** Exercise goal **
Repeat the whole listing exactly as written.

Chart and figure data:
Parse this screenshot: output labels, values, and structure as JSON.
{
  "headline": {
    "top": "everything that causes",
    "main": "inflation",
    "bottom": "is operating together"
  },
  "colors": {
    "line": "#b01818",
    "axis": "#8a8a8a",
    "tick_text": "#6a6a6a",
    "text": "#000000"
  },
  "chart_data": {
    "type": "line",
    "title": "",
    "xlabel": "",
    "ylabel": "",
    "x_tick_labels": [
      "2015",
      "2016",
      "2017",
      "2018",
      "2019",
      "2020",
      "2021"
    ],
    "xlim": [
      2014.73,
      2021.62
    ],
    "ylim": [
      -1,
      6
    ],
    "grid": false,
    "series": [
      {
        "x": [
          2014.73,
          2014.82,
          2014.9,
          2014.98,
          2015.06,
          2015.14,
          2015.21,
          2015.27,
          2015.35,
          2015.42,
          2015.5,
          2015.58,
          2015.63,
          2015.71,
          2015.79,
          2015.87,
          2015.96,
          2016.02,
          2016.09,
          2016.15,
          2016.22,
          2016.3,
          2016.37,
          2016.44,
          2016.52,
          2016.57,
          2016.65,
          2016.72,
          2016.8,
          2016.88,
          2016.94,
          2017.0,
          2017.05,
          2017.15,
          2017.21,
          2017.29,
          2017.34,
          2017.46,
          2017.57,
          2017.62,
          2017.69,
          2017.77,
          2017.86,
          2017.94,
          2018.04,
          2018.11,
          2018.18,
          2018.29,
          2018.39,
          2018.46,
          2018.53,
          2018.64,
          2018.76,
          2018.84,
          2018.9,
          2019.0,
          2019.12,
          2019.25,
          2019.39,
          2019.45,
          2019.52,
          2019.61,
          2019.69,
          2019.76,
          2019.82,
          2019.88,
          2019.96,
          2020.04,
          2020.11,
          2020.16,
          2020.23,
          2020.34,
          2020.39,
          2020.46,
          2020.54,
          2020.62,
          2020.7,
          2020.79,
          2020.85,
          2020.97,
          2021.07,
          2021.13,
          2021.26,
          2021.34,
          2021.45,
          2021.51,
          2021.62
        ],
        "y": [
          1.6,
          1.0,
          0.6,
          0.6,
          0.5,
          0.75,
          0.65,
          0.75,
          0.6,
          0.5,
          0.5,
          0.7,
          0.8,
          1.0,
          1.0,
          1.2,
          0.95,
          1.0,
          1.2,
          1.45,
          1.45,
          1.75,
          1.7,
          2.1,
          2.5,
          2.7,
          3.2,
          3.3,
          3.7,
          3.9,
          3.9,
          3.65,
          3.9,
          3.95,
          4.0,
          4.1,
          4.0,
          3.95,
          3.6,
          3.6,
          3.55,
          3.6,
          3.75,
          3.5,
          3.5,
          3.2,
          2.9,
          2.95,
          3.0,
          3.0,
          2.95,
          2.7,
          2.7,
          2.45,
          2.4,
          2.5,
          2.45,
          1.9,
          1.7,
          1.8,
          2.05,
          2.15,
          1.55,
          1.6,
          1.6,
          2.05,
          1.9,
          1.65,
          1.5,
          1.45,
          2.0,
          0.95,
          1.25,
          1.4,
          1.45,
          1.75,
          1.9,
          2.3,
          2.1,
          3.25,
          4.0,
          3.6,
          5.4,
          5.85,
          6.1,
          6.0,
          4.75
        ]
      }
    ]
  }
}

** Correct output **
Parse this screenshot: output labels, values, and structure as JSON.
{
  "headline": {
    "top": "everything that causes",
    "main": "inflation",
    "bottom": "is operating together"
  },
  "colors": {
    "line": "#b01818",
    "axis": "#8a8a8a",
    "tick_text": "#6a6a6a",
    "text": "#000000"
  },
  "chart_data": {
    "type": "line",
    "title": "",
    "xlabel": "",
    "ylabel": "",
    "x_tick_labels": [
      "2015",
      "2016",
      "2017",
      "2018",
      "2019",
      "2020",
      "2021"
    ],
    "xlim": [
      2014.73,
      2021.62
    ],
    "ylim": [
      -1,
      6
    ],
    "grid": false,
    "series": [
      {
        "x": [
          2014.73,
          2014.82,
          2014.9,
          2014.98,
          2015.06,
          2015.14,
          2015.21,
          2015.27,
          2015.35,
          2015.42,
          2015.5,
          2015.58,
          2015.63,
          2015.71,
          2015.79,
          2015.87,
          2015.96,
          2016.02,
          2016.09,
          2016.15,
          2016.22,
          2016.3,
          2016.37,
          2016.44,
          2016.52,
          2016.57,
          2016.65,
          2016.72,
          2016.8,
          2016.88,
          2016.94,
          2017.0,
          2017.05,
          2017.15,
          2017.21,
          2017.29,
          2017.34,
          2017.46,
          2017.57,
          2017.62,
          2017.69,
          2017.77,
          2017.86,
          2017.94,
          2018.04,
          2018.11,
          2018.18,
          2018.29,
          2018.39,
          2018.46,
          2018.53,
          2018.64,
          2018.76,
          2018.84,
          2018.9,
          2019.0,
          2019.12,
          2019.25,
          2019.39,
          2019.45,
          2019.52,
          2019.61,
          2019.69,
          2019.76,
          2019.82,
          2019.88,
          2019.96,
          2020.04,
          2020.11,
          2020.16,
          2020.23,
          2020.34,
          2020.39,
          2020.46,
          2020.54,
          2020.62,
          2020.7,
          2020.79,
          2020.85,
          2020.97,
          2021.07,
          2021.13,
          2021.26,
          2021.34,
          2021.45,
          2021.51,
          2021.62
        ],
        "y": [
          1.6,
          1.0,
          0.6,
          0.6,
          0.5,
          0.75,
          0.65,
          0.75,
          0.6,
          0.5,
          0.5,
          0.7,
          0.8,
          1.0,
          1.0,
          1.2,
          0.95,
          1.0,
          1.2,
          1.45,
          1.45,
          1.75,
          1.7,
          2.1,
          2.5,
          2.7,
          3.2,
          3.3,
          3.7,
          3.9,
          3.9,
          3.65,
          3.9,
          3.95,
          4.0,
          4.1,
          4.0,
          3.95,
          3.6,
          3.6,
          3.55,
          3.6,
          3.75,
          3.5,
          3.5,
          3.2,
          2.9,
          2.95,
          3.0,
          3.0,
          2.95,
          2.7,
          2.7,
          2.45,
          2.4,
          2.5,
          2.45,
          1.9,
          1.7,
          1.8,
          2.05,
          2.15,
          1.55,
          1.6,
          1.6,
          2.05,
          1.9,
          1.65,
          1.5,
          1.45,
          2.0,
          0.95,
          1.25,
          1.4,
          1.45,
          1.75,
          1.9,
          2.3,
          2.1,
          3.25,
          4.0,
          3.6,
          5.4,
          5.85,
          6.1,
          6.0,
          4.75
        ]
      }
    ]
  }
}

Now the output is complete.